[Collection entries]
+===+

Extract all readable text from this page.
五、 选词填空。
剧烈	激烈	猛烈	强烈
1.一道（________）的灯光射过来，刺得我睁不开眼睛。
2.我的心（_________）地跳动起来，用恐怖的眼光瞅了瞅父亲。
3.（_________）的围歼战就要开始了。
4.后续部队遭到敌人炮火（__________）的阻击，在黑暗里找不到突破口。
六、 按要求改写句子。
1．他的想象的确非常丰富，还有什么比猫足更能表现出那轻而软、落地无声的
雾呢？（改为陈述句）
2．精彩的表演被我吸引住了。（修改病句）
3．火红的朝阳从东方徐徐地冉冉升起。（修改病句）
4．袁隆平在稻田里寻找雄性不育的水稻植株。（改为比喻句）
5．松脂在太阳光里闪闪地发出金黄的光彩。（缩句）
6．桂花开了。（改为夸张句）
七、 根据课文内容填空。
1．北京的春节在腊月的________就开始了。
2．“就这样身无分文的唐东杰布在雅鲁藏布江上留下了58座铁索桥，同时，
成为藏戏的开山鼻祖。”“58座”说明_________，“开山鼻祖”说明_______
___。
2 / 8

+===+

Answer with one number: how many lines in the listing hold "修改病句".

2